* [PROBLEM DETAILS]:
Using the data beneath, show every line that includes the word "this".

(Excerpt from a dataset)
--- BEGIN ---

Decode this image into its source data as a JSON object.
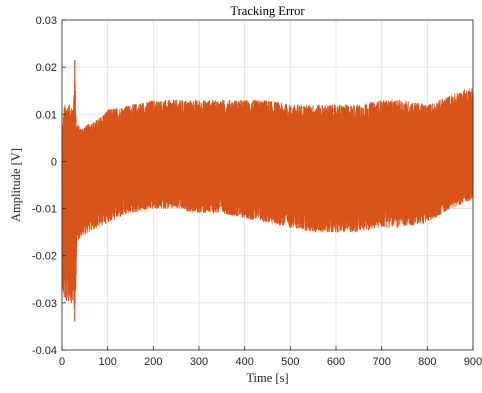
{
  "chart_data": {
    "type": "line",
    "title": "Tracking Error",
    "xlabel": "Time [s]",
    "ylabel": "Amplitude [V]",
    "xlim": [
      0,
      900
    ],
    "ylim": [
      -0.04,
      0.03
    ],
    "grid": true,
    "x_ticks": [
      "0",
      "100",
      "200",
      "300",
      "400",
      "500",
      "600",
      "700",
      "800",
      "900"
    ],
    "y_ticks": [
      "0.03",
      "0.02",
      "0.01",
      "0",
      "-0.01",
      "-0.02",
      "-0.03",
      "-0.04"
    ],
    "series": [
      {
        "color": "#D95319",
        "style": "dense oscillating signal",
        "envelope": {
          "x": [
            0,
            5,
            15,
            25,
            28,
            30,
            32,
            35,
            40,
            60,
            80,
            100,
            150,
            200,
            250,
            300,
            350,
            400,
            450,
            500,
            550,
            600,
            650,
            700,
            750,
            800,
            850,
            900
          ],
          "upper": [
            0.006,
            0.012,
            0.012,
            0.012,
            0.021,
            0.013,
            0.008,
            0.008,
            0.007,
            0.008,
            0.009,
            0.011,
            0.012,
            0.013,
            0.013,
            0.013,
            0.013,
            0.013,
            0.013,
            0.012,
            0.012,
            0.012,
            0.012,
            0.013,
            0.013,
            0.012,
            0.014,
            0.016
          ],
          "lower": [
            -0.027,
            -0.03,
            -0.03,
            -0.03,
            -0.034,
            -0.028,
            -0.02,
            -0.017,
            -0.016,
            -0.015,
            -0.014,
            -0.013,
            -0.011,
            -0.01,
            -0.01,
            -0.011,
            -0.011,
            -0.012,
            -0.013,
            -0.014,
            -0.015,
            -0.015,
            -0.015,
            -0.014,
            -0.014,
            -0.013,
            -0.01,
            -0.008
          ]
        }
      }
    ]
  }
}
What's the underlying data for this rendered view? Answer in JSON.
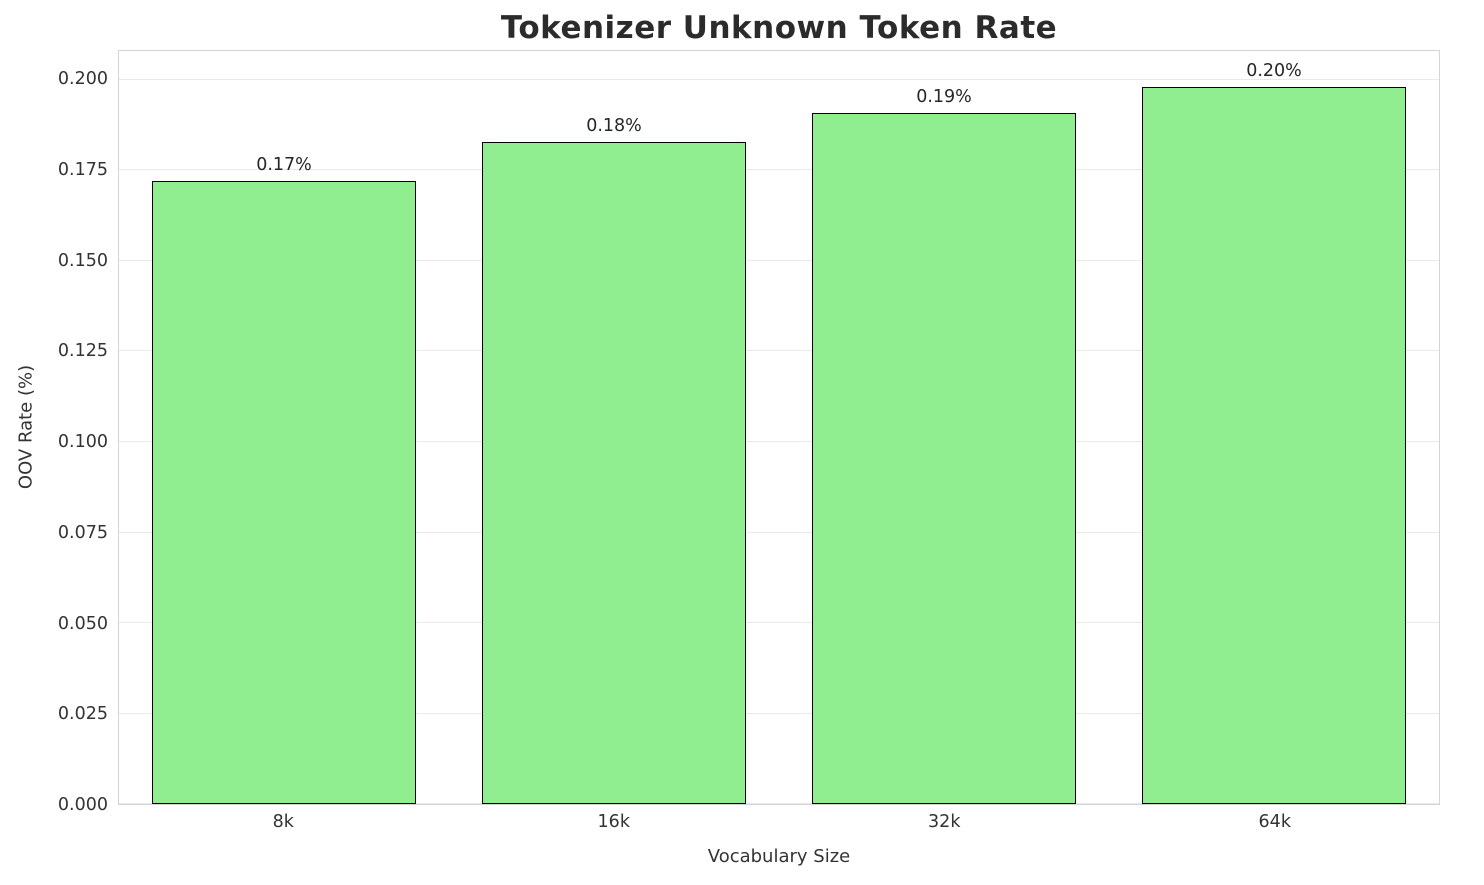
{
  "chart_data": {
    "type": "bar",
    "title": "Tokenizer Unknown Token Rate",
    "xlabel": "Vocabulary Size",
    "ylabel": "OOV Rate (%)",
    "categories": [
      "8k",
      "16k",
      "32k",
      "64k"
    ],
    "values": [
      0.172,
      0.183,
      0.191,
      0.198
    ],
    "bar_labels": [
      "0.17%",
      "0.18%",
      "0.19%",
      "0.20%"
    ],
    "yticks": [
      0.0,
      0.025,
      0.05,
      0.075,
      0.1,
      0.125,
      0.15,
      0.175,
      0.2
    ],
    "ytick_labels": [
      "0.000",
      "0.025",
      "0.050",
      "0.075",
      "0.100",
      "0.125",
      "0.150",
      "0.175",
      "0.200"
    ],
    "ylim": [
      0,
      0.208
    ],
    "bar_width_fraction": 0.8,
    "grid": true,
    "legend_position": "none",
    "colors": {
      "bar_fill": "#90EE90",
      "bar_edge": "#000000",
      "gridline": "#e9e9e9",
      "plot_border": "#d4d4d4",
      "text": "#262626"
    }
  }
}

--- END ---

* [ANSWER BELOW]:
Decode this image into its source data as a JSON object.
What's the underlying data for this rendered view? Answer in JSON.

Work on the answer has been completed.